**Your objective:**
Reproduce all entries verbatim, with nothing added or dropped.

════════════════

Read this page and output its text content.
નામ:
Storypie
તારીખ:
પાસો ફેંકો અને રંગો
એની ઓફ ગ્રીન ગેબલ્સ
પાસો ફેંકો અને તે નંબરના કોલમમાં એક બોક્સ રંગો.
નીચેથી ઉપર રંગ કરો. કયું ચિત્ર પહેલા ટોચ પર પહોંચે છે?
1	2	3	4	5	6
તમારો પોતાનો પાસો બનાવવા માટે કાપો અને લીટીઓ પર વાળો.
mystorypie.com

════════════════

**Exercise output:**
Read this page and output its text content.
નામ:
Storypie
તારીખ:
પાસો ફેંકો અને રંગો
એની ઓફ ગ્રીન ગેબલ્સ
પાસો ફેંકો અને તે નંબરના કોલમમાં એક બોક્સ રંગો.
નીચેથી ઉપર રંગ કરો. કયું ચિત્ર પહેલા ટોચ પર પહોંચે છે?
1	2	3	4	5	6
તમારો પોતાનો પાસો બનાવવા માટે કાપો અને લીટીઓ પર વાળો.
mystorypie.com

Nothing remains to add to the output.